╭─ PASSAGE

It is true that Jesus told the governing official of his day, “My kingdom is not of this world. If it were, my servants would fight to prevent my arrest by the Jewish leaders. But now my kingdom is from another place” (John 18:36). Yes, it is true that the authority of God’s people—the Church—does not lie in the control of state power to punish with the sword, or the power to legally force laws upon a nation. The Church, better than anyone, should know from our own texts that a law is only an outward imposition on behavior that doesn’t guarantee a transformation of the heart—the more important battle is for the mind and heart of the people. Yes, it is true that when political power is used to impose ecclesial domination, a strange monster emerges in which power has contaminated religion, and religion then uses power to consolidate its new strange influence. All that is true.
Yet, God’s people are called to be salt and light on the earth. And the gospel is more than just a gospel of salvation to a heavenly kingdom removed from any earthly application. Jesus came to do his Father’s will on earth. And the gospel is the good news of freedom for the captive. Healing to the oppressed. The transformation of individuals and societies into virtuous people with Biblical mores and moral laws. This begins from man’s spirituality but also shapes culture, law, and politics. God was just as interested in the economic liberation of his Jewish nation from the monopolization of financial capital as he was in the appropriate incense offered at the temple. He cared as much for the protection of disinherited classes of people: the poor, the widows, the orphans, and the foreigners, as he did about Israel remembering to tithe their money.
The Israelites were explicitly commanded to teach their children how to exercise God’s Word and his “ways” in the home and out along public, commercial roads and marketplaces, fields, and family. Yahweh was, and still is, Lord over all.

╰─
╭─ LISTED RECORDS

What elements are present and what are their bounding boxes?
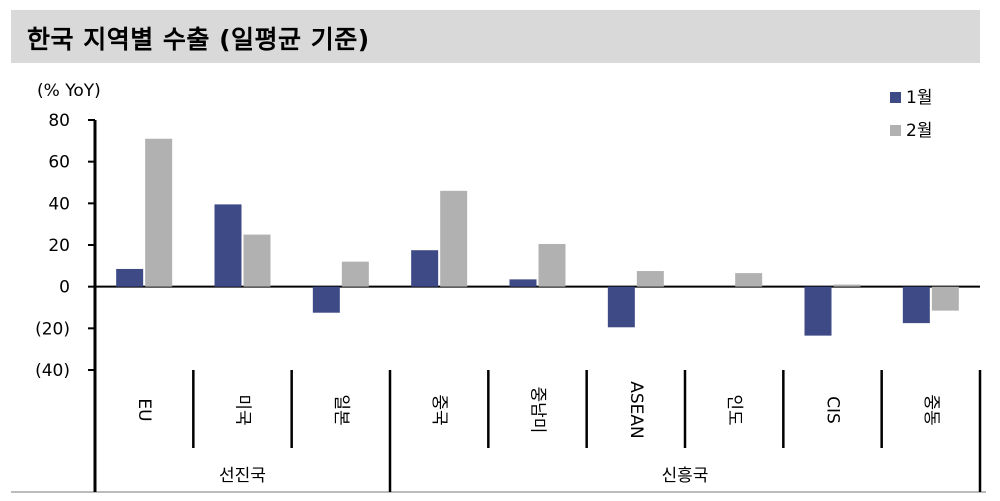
y-axis-label: (% YoY) (37, 81, 101, 101)
y-tick-label: (20) (35, 319, 70, 339)
group-label: 선진국 (219, 466, 266, 486)
y-tick-label: 80 (48, 111, 70, 131)
legend-swatch (890, 92, 901, 103)
bar-1-5 (607, 286, 635, 328)
y-tick-label: 40 (48, 194, 70, 214)
bar-2-4 (538, 243, 566, 287)
bar-1-0 (116, 268, 144, 287)
bar-1-7 (804, 286, 832, 336)
category-label: 인도 (724, 394, 744, 425)
y-tick-label: 0 (59, 278, 70, 298)
y-tick-label: (40) (35, 361, 70, 381)
bar-1-3 (411, 250, 439, 287)
category-label: 미국 (233, 394, 253, 425)
legend-swatch (890, 125, 901, 136)
category-label: 일본 (331, 394, 351, 425)
bar-2-6 (735, 273, 763, 287)
bar-1-1 (214, 204, 242, 287)
bar-2-0 (145, 138, 173, 287)
bar-2-5 (636, 271, 664, 287)
bar-2-3 (440, 190, 468, 287)
bar-2-8 (931, 286, 959, 311)
y-tick-label: 60 (48, 153, 70, 173)
category-label: 중동 (921, 394, 941, 425)
bar-2-1 (243, 234, 271, 287)
title-bar: 한국 지역별 수출 (일평균 기준) (11, 10, 980, 63)
category-label: ASEAN (626, 381, 646, 439)
bar-1-4 (509, 279, 537, 287)
bar-2-7 (833, 284, 861, 287)
chart-title: 한국 지역별 수출 (일평균 기준) (27, 25, 370, 54)
bar-2-2 (341, 261, 369, 287)
category-label: 중국 (429, 394, 449, 425)
category-label: CIS (823, 396, 843, 424)
bar-1-2 (312, 286, 340, 313)
category-label: 중남미 (528, 387, 548, 434)
bar-1-8 (902, 286, 930, 324)
legend-label: 2월 (906, 121, 932, 141)
group-label: 신흥국 (662, 466, 709, 486)
category-label: EU (134, 398, 154, 421)
legend-label: 1월 (906, 88, 932, 108)
y-tick-label: 20 (48, 236, 70, 256)
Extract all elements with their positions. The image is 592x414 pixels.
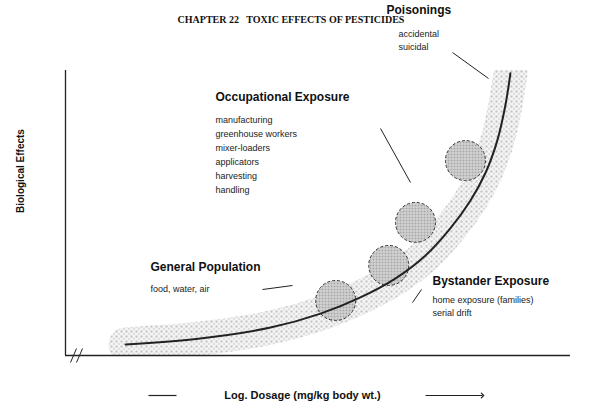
svg-text:food, water, air: food, water, air xyxy=(151,284,210,294)
svg-text:serial drift: serial drift xyxy=(433,308,473,318)
svg-text:harvesting: harvesting xyxy=(216,171,258,181)
svg-text:Poisonings: Poisonings xyxy=(386,3,452,17)
svg-text:Log. Dosage (mg/kg body wt.): Log. Dosage (mg/kg body wt.) xyxy=(224,389,381,401)
svg-text:manufacturing: manufacturing xyxy=(216,115,273,125)
svg-text:mixer-loaders: mixer-loaders xyxy=(216,143,271,153)
svg-text:accidental: accidental xyxy=(399,29,440,39)
svg-text:applicators: applicators xyxy=(216,157,260,167)
svg-text:Occupational Exposure: Occupational Exposure xyxy=(216,90,350,104)
svg-text:handling: handling xyxy=(216,185,250,195)
svg-text:Biological Effects: Biological Effects xyxy=(15,129,26,213)
svg-text:CHAPTER 22 TOXIC EFFECTS OF: CHAPTER 22 TOXIC EFFECTS OF PESTICIDES xyxy=(178,14,405,25)
svg-text:home exposure (families): home exposure (families) xyxy=(433,295,534,305)
svg-text:Bystander Exposure: Bystander Exposure xyxy=(433,274,550,288)
svg-text:General Population: General Population xyxy=(151,260,261,274)
svg-text:greenhouse workers: greenhouse workers xyxy=(216,129,298,139)
svg-text:suicidal: suicidal xyxy=(399,42,429,52)
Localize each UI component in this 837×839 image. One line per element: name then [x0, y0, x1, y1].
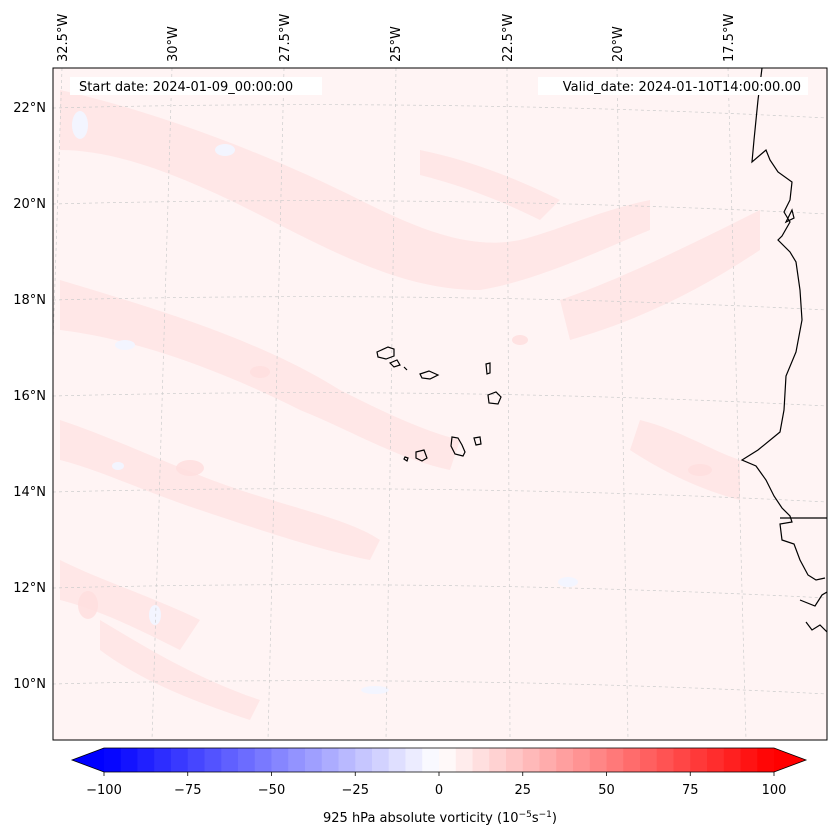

╰─

* [SHORT TASK]:
Please write out word for word the passage on the Church and political power, everything from "The Israelites were" down to "Lord over all.". The listing is separate material that stands on its own.

* [OUTPUT OF THE TASK]:
The Israelites were explicitly commanded to teach their children how to exercise God’s Word and his “ways” in the home and out along public, commercial roads and marketplaces, fields, and family. Yahweh was, and still is, Lord over all.